DIRECTIONS:
Among the entries that follow, tally the lines with the string "laptop". Give no more than the number.

DATA FOR THE TASK:
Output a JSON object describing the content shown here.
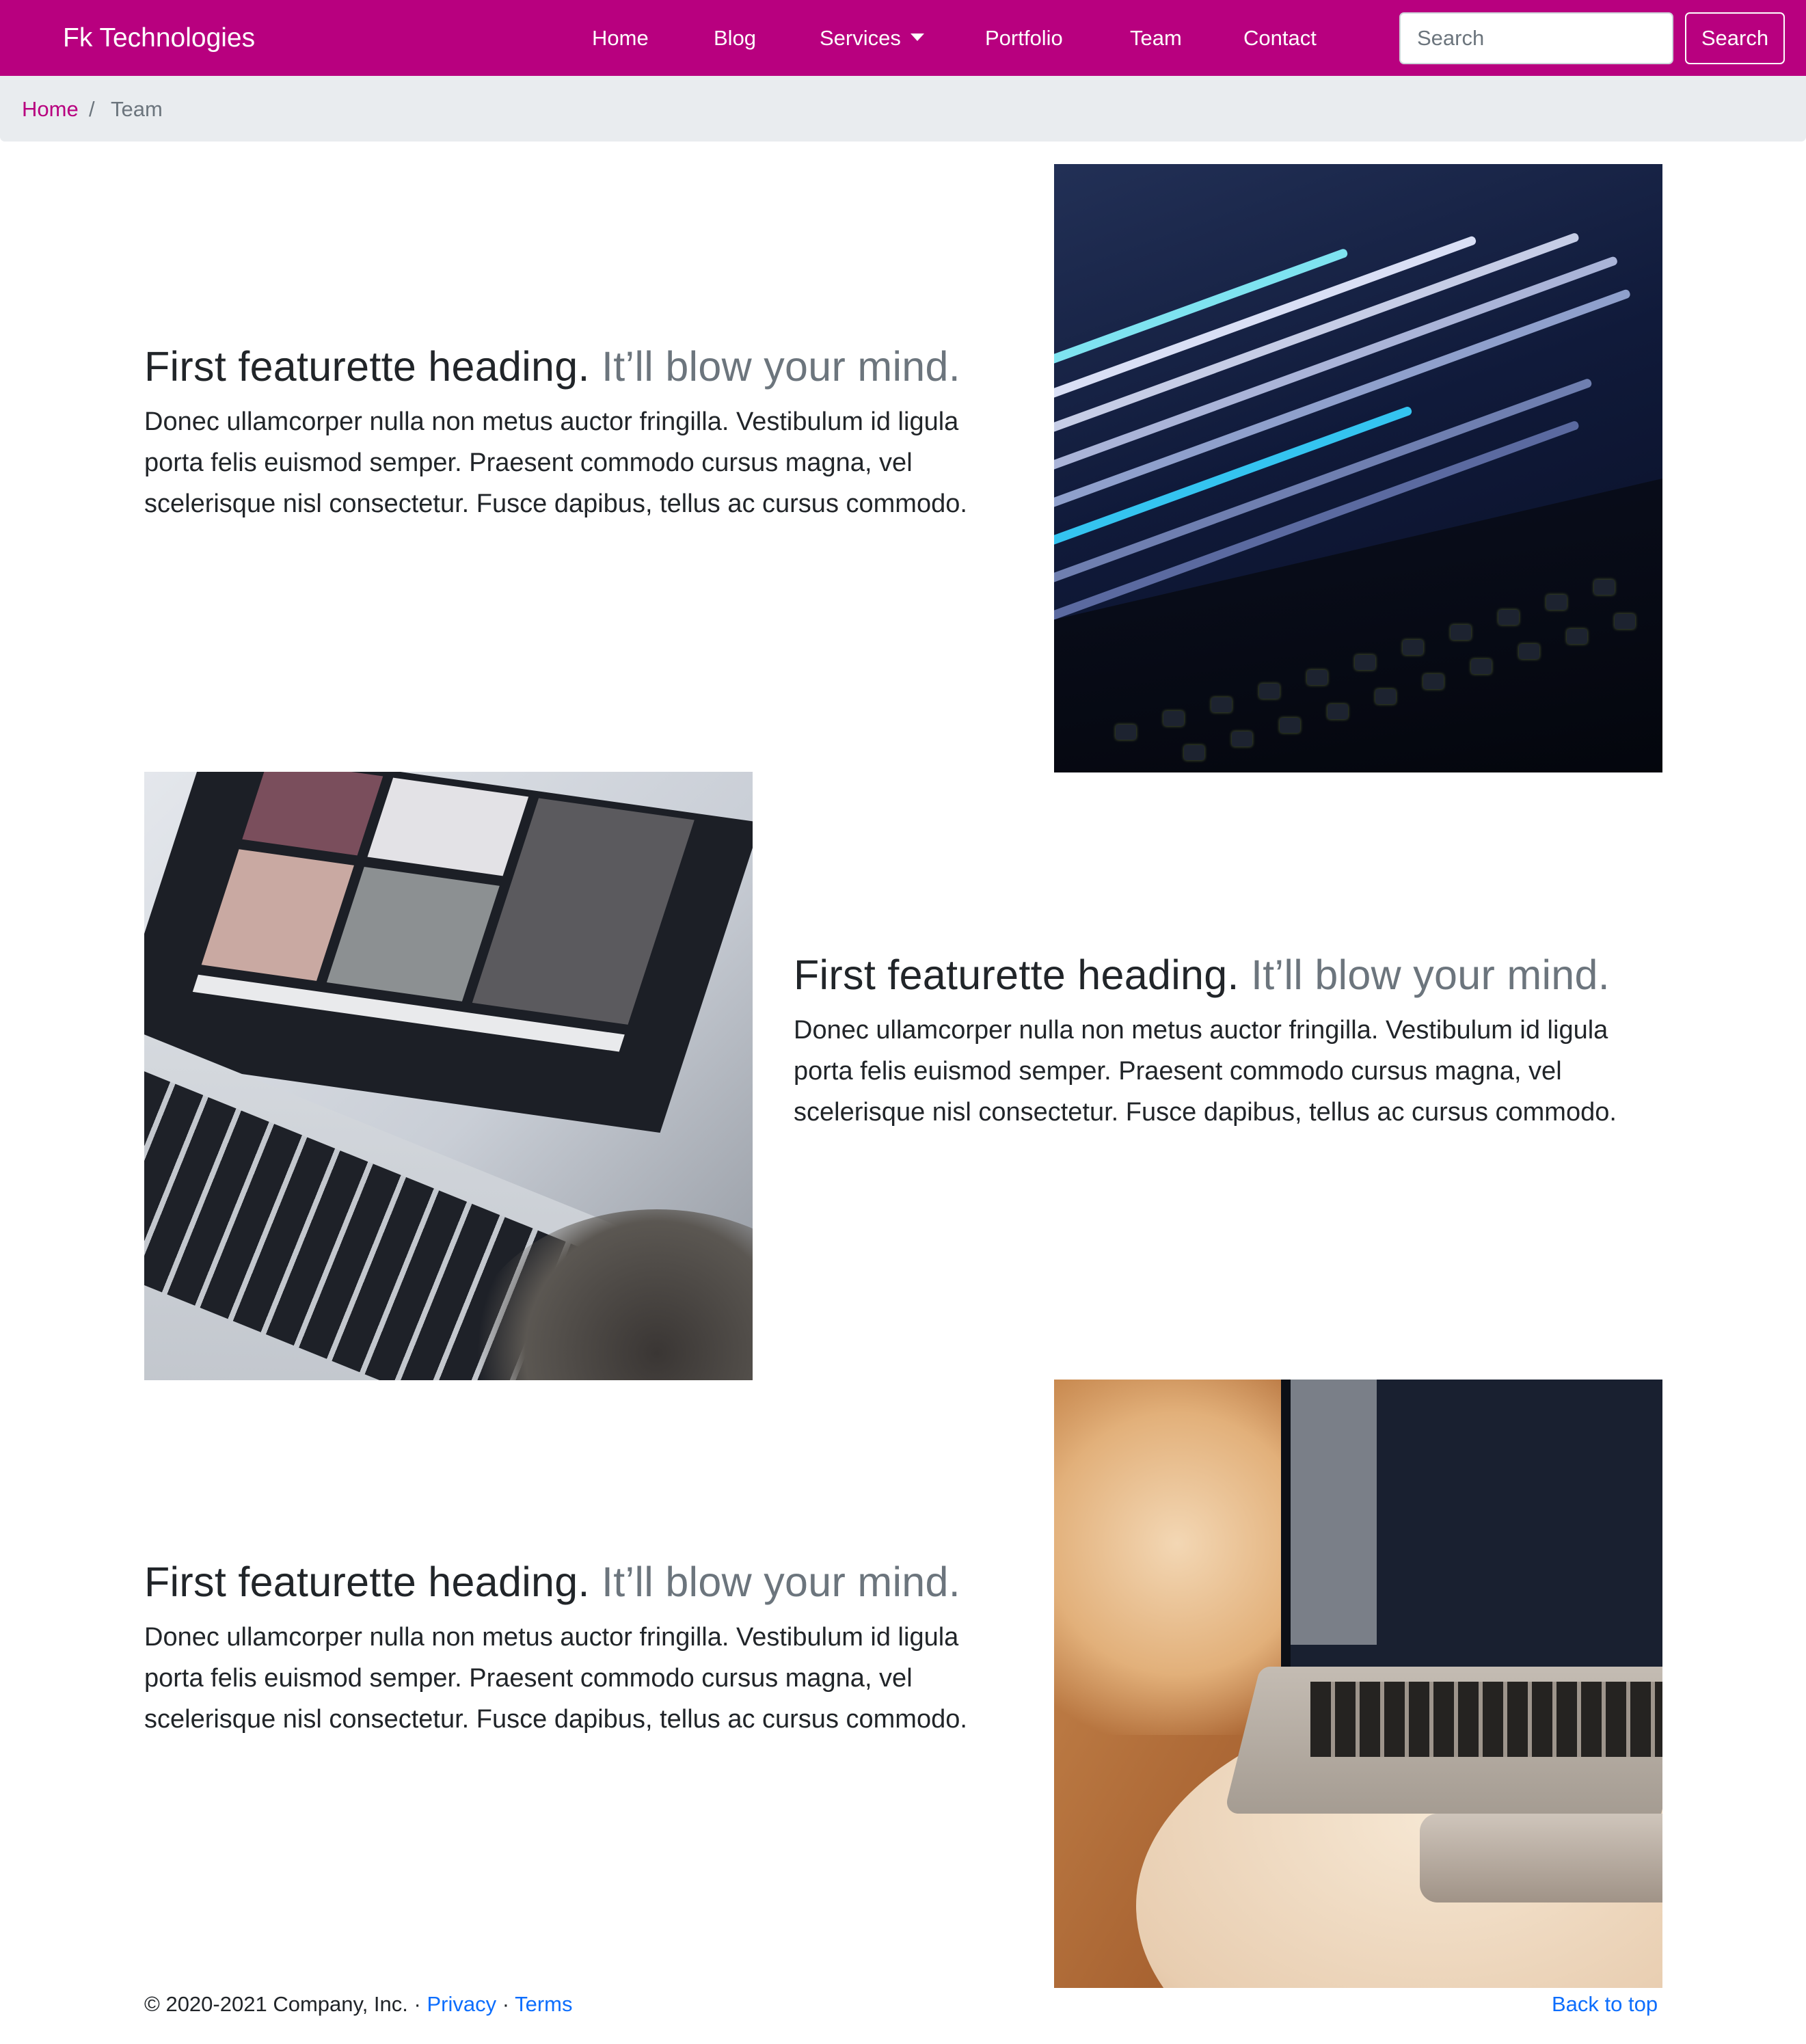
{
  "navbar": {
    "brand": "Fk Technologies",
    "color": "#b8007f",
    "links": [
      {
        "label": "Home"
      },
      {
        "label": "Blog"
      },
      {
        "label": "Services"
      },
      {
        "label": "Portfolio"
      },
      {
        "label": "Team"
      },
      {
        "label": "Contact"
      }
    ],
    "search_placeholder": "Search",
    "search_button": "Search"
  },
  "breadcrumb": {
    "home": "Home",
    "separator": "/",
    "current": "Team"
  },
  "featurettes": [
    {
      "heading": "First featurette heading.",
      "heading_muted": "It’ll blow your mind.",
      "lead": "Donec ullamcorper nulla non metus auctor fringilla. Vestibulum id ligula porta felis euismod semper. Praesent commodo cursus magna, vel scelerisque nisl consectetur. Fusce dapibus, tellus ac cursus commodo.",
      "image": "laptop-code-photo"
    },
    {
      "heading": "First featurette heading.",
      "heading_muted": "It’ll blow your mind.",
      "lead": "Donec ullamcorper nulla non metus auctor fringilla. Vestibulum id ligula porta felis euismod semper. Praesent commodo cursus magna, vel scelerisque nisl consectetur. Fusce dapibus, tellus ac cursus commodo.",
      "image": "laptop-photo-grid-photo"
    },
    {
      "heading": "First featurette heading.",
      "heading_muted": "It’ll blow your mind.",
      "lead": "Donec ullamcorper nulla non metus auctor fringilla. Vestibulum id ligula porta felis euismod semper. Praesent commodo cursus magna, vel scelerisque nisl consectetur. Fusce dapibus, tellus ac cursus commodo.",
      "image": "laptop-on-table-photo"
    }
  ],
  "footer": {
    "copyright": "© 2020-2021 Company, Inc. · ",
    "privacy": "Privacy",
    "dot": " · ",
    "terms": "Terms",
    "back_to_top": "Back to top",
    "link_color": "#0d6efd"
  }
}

EXERCISE ANSWER:
3